▶ [TEXT TO READ]
▬▬▬▬▬▬

Re: pushpull/collusions of privilege

Jay Lemke (jllbc who-is-at cunyvm.cuny.edu)
Fri, 03 Oct 1997 13:33:02 -0400

Thank you Diane for the kind of thoughtful eloquence that makes me prize
xmca above treasure! disturbing, dangerous, dialogic -- with just the right
amount of push to make me want to pull more ...

I will follow your lead in linking to yet another dimension of these
issues. This is one that arises in part from recent debates on our local
university politics list, and from your initial frustration with
conservative students.

Why are conservatives? I know the usual theories (fears, reaction,
preservation of privilege, false consciousness, habitus) and they are
insightful as far as they go -- but they have never satisfied my
ethnographic sensibilities, my belief that one needs to understand the emic
perspective as a reference point for all other accounts of an Other. Why do
conservatives believe they ought to believe as they do?

▬▬▬▬▬▬

▶ [COLLECTED DATA]
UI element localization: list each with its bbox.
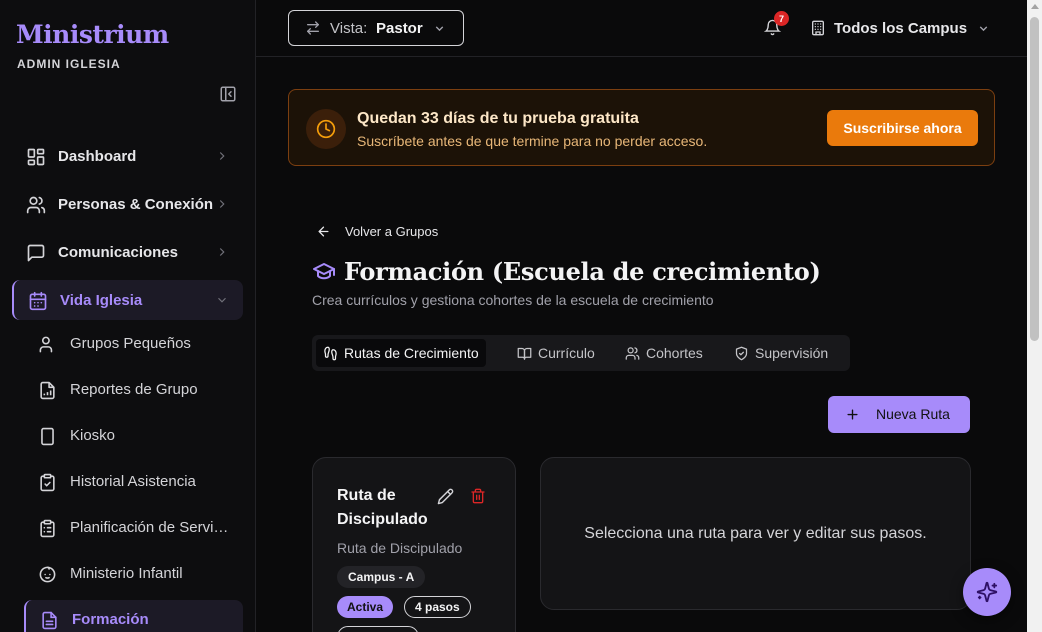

▬▬▬▬▬▬

▶ [STATED EXERCISE] Continue the mailing-list post on why conservatives hold their beliefs, beginning after its final sentence.

▶ [RESPONSE TO THE TASK]
Most conservatives, especially activists, are not people who actually wield
substantial power. Powerwielders are mostly pragmatic and cynical in my
experience; they are not bound to any ideology, whatever they espouse
publicly. Many conservatives are in fact very average people. It is the
central frustration of most radical movements in the US that a lot of the
people who ought to be seeking redress of grievances are in fact opposed to
structural changes or values shifts. I do not believe that conservatives
typically occupy social-structural positions very different from those of
liberals or radicals. We share the same backgrounds, the same objective
interests.

Of course, people who are actively excluded from some important domains of
social life, or actively discriminated against, are slightly less likely to
be conservative, but even so, there are plenty of Gay Republicans and
Clarence Thomases. Some are opportunists, and conservatives reward
adherence, especially from oppositional minorities, but many are quite
sincere.

It is their sincerity that our theories refuse to deal with; we want to
explain it way, not understand it in its own terms.

We will never be able to make a more just society through democratic means
until we truly, and sympathetically, understand the consciences of
conservatives.

JAY.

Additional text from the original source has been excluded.